#### [Problem to work on]
Transcribe the records that follow exactly. Skip the pictures.

### Recorded data

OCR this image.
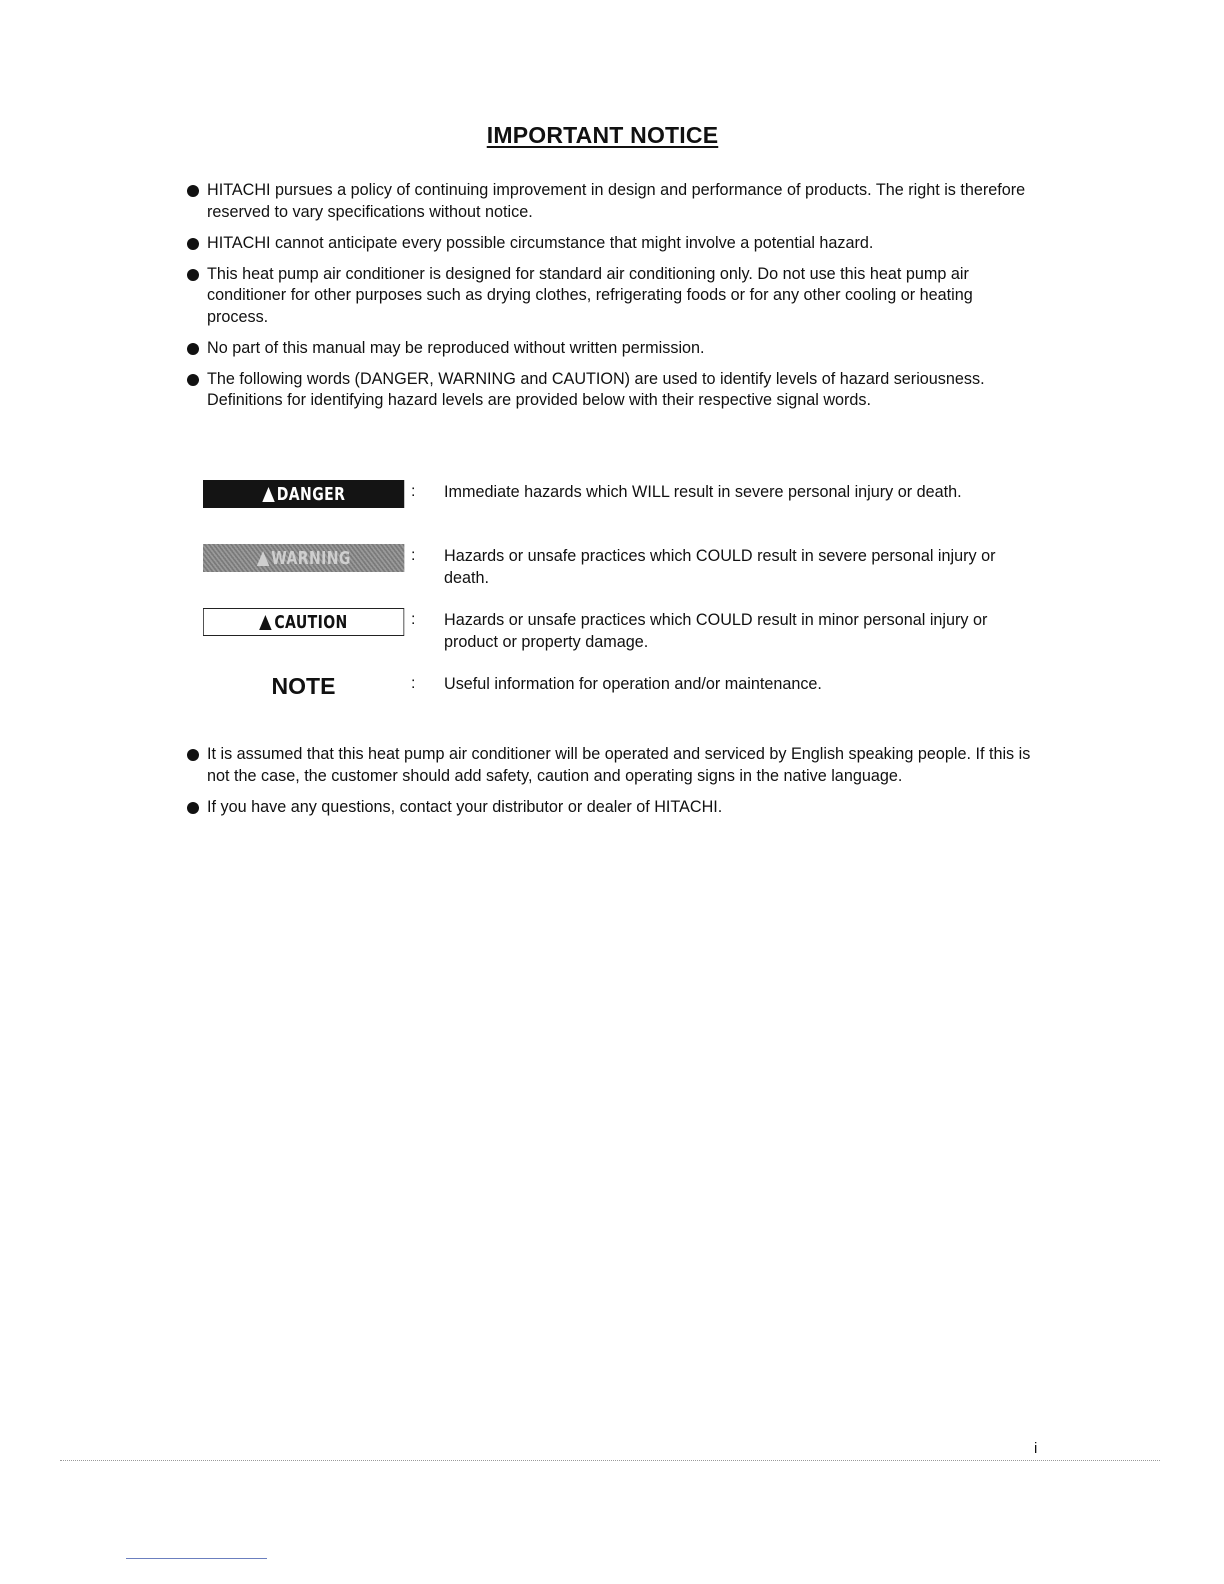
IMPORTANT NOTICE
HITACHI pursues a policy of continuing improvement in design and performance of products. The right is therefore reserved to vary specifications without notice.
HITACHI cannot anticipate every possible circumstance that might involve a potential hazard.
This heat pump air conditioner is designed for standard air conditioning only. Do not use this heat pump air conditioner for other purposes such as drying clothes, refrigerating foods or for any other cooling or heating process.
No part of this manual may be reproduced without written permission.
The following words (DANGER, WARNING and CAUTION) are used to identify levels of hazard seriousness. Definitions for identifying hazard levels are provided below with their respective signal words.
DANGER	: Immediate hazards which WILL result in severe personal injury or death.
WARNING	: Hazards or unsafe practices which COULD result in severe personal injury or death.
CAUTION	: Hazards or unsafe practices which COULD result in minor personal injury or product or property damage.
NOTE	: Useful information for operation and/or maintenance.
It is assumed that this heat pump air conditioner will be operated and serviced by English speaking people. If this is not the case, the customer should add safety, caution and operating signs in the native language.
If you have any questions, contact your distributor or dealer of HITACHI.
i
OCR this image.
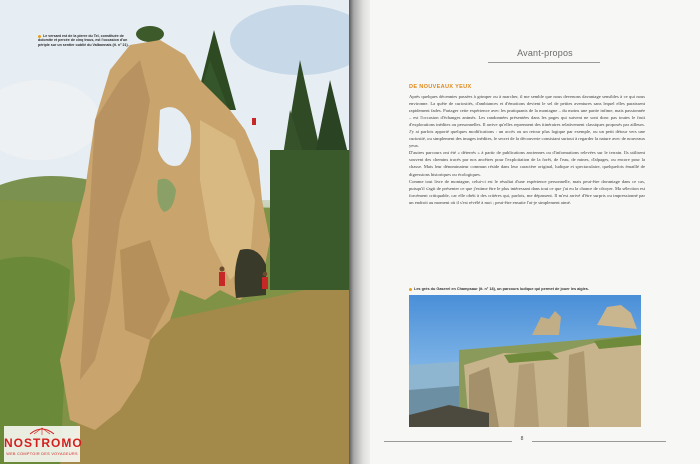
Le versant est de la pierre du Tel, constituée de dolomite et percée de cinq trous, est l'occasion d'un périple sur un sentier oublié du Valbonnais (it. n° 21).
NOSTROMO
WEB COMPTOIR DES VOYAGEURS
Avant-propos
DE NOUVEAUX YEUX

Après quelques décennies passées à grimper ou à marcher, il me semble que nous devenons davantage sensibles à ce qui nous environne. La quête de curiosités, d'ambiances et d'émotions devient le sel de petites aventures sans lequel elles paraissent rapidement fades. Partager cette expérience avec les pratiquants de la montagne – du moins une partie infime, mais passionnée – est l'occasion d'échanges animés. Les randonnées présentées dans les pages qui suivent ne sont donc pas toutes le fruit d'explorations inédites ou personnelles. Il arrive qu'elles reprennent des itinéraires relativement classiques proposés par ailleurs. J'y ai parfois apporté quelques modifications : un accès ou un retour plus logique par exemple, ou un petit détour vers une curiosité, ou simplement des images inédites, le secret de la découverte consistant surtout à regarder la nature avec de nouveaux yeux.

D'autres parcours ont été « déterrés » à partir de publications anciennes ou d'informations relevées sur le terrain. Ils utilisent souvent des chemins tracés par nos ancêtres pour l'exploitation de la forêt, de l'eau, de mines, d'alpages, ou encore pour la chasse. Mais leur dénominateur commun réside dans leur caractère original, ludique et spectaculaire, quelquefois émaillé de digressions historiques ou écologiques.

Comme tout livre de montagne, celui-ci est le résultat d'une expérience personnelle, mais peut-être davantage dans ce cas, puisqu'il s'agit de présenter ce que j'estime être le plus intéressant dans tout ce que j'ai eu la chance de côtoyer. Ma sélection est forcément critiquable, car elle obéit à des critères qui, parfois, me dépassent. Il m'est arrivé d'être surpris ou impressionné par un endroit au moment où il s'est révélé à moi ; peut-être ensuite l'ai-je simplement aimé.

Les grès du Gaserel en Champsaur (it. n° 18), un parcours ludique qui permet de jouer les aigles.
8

######

#### [Output for this exercise]
OCR this image.
IMPORTANT NOTICE
HITACHI pursues a policy of continuing improvement in design and performance of products. The right is therefore reserved to vary specifications without notice.
HITACHI cannot anticipate every possible circumstance that might involve a potential hazard.
This heat pump air conditioner is designed for standard air conditioning only. Do not use this heat pump air conditioner for other purposes such as drying clothes, refrigerating foods or for any other cooling or heating process.
No part of this manual may be reproduced without written permission.
The following words (DANGER, WARNING and CAUTION) are used to identify levels of hazard seriousness. Definitions for identifying hazard levels are provided below with their respective signal words.
DANGER	: Immediate hazards which WILL result in severe personal injury or death.
WARNING	: Hazards or unsafe practices which COULD result in severe personal injury or death.
CAUTION	: Hazards or unsafe practices which COULD result in minor personal injury or product or property damage.
NOTE	: Useful information for operation and/or maintenance.
It is assumed that this heat pump air conditioner will be operated and serviced by English speaking people. If this is not the case, the customer should add safety, caution and operating signs in the native language.
If you have any questions, contact your distributor or dealer of HITACHI.
i
OCR this image.
Le versant est de la pierre du Tel, constituée de dolomite et percée de cinq trous, est l'occasion d'un périple sur un sentier oublié du Valbonnais (it. n° 21).
NOSTROMO
WEB COMPTOIR DES VOYAGEURS
Avant-propos
DE NOUVEAUX YEUX

Après quelques décennies passées à grimper ou à marcher, il me semble que nous devenons davantage sensibles à ce qui nous environne. La quête de curiosités, d'ambiances et d'émotions devient le sel de petites aventures sans lequel elles paraissent rapidement fades. Partager cette expérience avec les pratiquants de la montagne – du moins une partie infime, mais passionnée – est l'occasion d'échanges animés. Les randonnées présentées dans les pages qui suivent ne sont donc pas toutes le fruit d'explorations inédites ou personnelles. Il arrive qu'elles reprennent des itinéraires relativement classiques proposés par ailleurs. J'y ai parfois apporté quelques modifications : un accès ou un retour plus logique par exemple, ou un petit détour vers une curiosité, ou simplement des images inédites, le secret de la découverte consistant surtout à regarder la nature avec de nouveaux yeux.

D'autres parcours ont été « déterrés » à partir de publications anciennes ou d'informations relevées sur le terrain. Ils utilisent souvent des chemins tracés par nos ancêtres pour l'exploitation de la forêt, de l'eau, de mines, d'alpages, ou encore pour la chasse. Mais leur dénominateur commun réside dans leur caractère original, ludique et spectaculaire, quelquefois émaillé de digressions historiques ou écologiques.

Comme tout livre de montagne, celui-ci est le résultat d'une expérience personnelle, mais peut-être davantage dans ce cas, puisqu'il s'agit de présenter ce que j'estime être le plus intéressant dans tout ce que j'ai eu la chance de côtoyer. Ma sélection est forcément critiquable, car elle obéit à des critères qui, parfois, me dépassent. Il m'est arrivé d'être surpris ou impressionné par un endroit au moment où il s'est révélé à moi ; peut-être ensuite l'ai-je simplement aimé.

Les grès du Gaserel en Champsaur (it. n° 18), un parcours ludique qui permet de jouer les aigles.
8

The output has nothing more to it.